• Task instructions
1 - List every procedure the passage on the xenograft mouse study describes as carried out at the end of the study, in the order given.
2 - Write the next part of the passage on the xenograft mouse study, picking up after its final sentence.
Passage shown: Begin
All animal studies were performed the protocol (CDMDIRB-1216-A94) approved by the Institutional Animal Care and Use Committee (IACUC) of Chosun University. Five-week-old male nude mice, each weighing approximately 20 g, were divided into a xenografted positive control group (n = 5) and xenografted experimental group (n = 5) in which the anticarcinogenic effect of Lico-A was tested. According to the previously reported method to generate the xenograft animal model with FaDu squamous cell carcinoma (Brake et al., 2008), cells at a concentration of 1 × 107 cells/100 µL were injected subcutaneously into the right and left flanks of each of the control and experimental mice, respectively. After tumor formation (approximately 1,000 mm3) was detected under the skin of mice that had received FaDu cell xenographs, 10 mg/kg of Lico-A dissolved in 5% ethanol and 5% ethanol without Lico-A was injected intraperitoneally into experimental and controls groups, respectively, three times per week for 8 consecutive weeks. Tumor sizes were measured weekly using a vernier caliper for 8 weeks following FaDu cell xenografting. Body weights were also recorded weekly. At the end of the study, all of the xenografted animals were perfused with saline and were fixed in 4% paraformaldehyde. Finally, tumor masses were dissected surgically and embedded in paraffin for immunohistological analysis.
Passage shown: End
Dataset: Begin
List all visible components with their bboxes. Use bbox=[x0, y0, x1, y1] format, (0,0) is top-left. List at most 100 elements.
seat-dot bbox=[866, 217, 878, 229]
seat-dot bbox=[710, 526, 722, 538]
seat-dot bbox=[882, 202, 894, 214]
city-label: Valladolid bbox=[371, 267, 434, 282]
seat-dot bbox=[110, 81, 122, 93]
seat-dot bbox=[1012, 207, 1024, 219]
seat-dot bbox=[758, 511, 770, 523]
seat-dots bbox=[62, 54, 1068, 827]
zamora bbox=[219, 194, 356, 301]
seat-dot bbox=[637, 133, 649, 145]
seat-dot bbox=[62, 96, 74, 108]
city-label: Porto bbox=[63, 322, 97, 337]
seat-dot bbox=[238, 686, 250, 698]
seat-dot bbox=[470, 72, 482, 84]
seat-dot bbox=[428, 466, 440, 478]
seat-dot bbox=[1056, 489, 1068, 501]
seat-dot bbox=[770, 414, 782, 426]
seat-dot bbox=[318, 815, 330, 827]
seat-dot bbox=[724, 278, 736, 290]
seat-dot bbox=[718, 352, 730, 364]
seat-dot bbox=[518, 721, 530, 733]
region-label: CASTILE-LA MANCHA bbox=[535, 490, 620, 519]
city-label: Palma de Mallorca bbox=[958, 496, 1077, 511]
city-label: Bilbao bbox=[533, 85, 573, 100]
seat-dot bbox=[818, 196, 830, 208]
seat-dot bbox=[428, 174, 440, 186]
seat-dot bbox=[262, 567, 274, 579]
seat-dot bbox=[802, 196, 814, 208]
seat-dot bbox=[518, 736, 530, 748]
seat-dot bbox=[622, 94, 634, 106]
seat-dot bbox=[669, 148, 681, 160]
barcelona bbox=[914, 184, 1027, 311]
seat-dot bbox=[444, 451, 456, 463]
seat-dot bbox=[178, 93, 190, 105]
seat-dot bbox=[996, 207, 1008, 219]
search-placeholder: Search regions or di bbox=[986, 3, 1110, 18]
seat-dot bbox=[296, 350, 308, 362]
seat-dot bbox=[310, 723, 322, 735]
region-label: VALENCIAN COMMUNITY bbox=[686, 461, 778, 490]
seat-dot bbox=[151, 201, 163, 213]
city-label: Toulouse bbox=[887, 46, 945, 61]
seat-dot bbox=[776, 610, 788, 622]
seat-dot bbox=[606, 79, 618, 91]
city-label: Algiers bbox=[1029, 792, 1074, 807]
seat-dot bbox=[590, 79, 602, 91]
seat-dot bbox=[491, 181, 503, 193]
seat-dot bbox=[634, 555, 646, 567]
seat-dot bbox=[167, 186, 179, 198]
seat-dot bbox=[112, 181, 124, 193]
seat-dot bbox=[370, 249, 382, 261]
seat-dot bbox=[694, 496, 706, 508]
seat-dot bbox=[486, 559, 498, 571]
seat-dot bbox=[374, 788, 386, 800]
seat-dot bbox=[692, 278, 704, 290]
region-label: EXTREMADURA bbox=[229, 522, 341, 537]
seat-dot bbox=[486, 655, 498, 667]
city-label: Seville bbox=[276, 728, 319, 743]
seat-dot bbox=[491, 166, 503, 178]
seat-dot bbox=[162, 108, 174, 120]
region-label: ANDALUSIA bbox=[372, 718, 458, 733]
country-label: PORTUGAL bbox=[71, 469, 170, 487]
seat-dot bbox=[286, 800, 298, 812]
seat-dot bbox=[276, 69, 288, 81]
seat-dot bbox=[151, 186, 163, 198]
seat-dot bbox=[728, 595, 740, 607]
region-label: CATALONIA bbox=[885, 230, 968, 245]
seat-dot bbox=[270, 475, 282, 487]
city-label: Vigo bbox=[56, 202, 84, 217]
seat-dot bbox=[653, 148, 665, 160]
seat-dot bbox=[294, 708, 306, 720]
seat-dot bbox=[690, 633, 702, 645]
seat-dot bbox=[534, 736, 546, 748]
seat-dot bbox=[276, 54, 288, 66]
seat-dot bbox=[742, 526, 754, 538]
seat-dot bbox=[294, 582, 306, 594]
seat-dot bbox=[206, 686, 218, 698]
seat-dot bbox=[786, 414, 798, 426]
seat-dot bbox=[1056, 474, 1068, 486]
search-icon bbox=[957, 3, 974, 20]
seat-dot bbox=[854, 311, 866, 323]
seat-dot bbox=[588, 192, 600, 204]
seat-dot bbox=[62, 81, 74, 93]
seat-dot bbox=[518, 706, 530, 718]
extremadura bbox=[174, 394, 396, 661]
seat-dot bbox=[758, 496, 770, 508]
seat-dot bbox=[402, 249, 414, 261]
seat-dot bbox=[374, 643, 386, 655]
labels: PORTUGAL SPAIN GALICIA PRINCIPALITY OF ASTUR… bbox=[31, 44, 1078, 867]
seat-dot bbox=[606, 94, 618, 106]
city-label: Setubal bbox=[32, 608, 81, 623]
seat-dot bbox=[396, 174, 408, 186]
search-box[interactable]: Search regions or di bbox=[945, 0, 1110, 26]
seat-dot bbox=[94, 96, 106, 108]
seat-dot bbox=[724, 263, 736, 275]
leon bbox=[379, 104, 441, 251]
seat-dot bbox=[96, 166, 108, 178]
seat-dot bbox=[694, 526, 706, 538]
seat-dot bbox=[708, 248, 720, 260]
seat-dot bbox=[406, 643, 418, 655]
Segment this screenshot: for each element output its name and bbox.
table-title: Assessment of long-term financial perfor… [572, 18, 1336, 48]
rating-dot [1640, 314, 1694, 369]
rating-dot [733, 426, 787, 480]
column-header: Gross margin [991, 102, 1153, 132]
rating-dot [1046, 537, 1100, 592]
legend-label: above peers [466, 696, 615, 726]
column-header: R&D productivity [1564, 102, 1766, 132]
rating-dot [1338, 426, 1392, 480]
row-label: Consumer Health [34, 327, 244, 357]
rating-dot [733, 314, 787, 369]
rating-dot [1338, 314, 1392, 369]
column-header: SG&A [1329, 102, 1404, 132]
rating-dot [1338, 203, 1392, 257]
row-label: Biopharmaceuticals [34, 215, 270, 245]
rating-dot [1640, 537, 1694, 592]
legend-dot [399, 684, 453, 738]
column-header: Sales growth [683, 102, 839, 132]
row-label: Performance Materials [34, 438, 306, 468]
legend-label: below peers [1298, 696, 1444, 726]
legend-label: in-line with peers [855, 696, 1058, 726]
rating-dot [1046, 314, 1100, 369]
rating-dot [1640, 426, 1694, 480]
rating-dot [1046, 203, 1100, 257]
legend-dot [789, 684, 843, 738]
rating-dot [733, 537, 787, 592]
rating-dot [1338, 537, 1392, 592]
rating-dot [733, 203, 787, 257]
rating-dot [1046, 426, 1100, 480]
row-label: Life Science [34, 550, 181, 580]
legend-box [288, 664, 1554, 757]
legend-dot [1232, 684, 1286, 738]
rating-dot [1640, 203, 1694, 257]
Dataset: End
• Responses to the exercise
1 -
1. Perfusion of all xenografted animals with saline
2. Fixation in 4% paraformaldehyde
3. Surgical dissection of the tumor masses
4. Embedding of the tumor masses in paraffin for immunohistological analysis

2 -
2.9. Histology and Immunohistochemistry

The experimental animals were euthanized using an overdose of inhaled anesthesia according to the protocol approved by IACUC at School of Dentistry, Chosun University. Briefly, tumor masses were excised, post-fixed in 4% paraformaldehyde for 7 day, dehydrated in a series of ethanol solutions (50, 70, 95, and 100%; 15 min per step), and then submerged in xylene twice for 10 min. Paraffin-embedded tissue blocks were prepared and cut using a microtome. The 5-µm-thick sections were placed on glass slides. The sections were deparaffinized using two changes of xylene for 10 min, rehydrated with two washes each of 100% and 95% ethanol for 1 min, and then rinsed with tap water for 10 min. The sections were incubated at 4°C with cleaved capase-3 antibody overnight and incubated for 1 h at room temperature with peroxidase-conjugated goat anti-mouse antibody. Sections were subsequently counterstained using hematoxylin and eosin, transferred to mounting reagent, and examined by microscopy.

2.10. Statistical analysis

The experimental data are presented as the mean ± standard deviation from at least three independent experiments and were compared using analysis of variance, followed by Student’s t-tests. A p value of less than 0.05 was considered statistically significant.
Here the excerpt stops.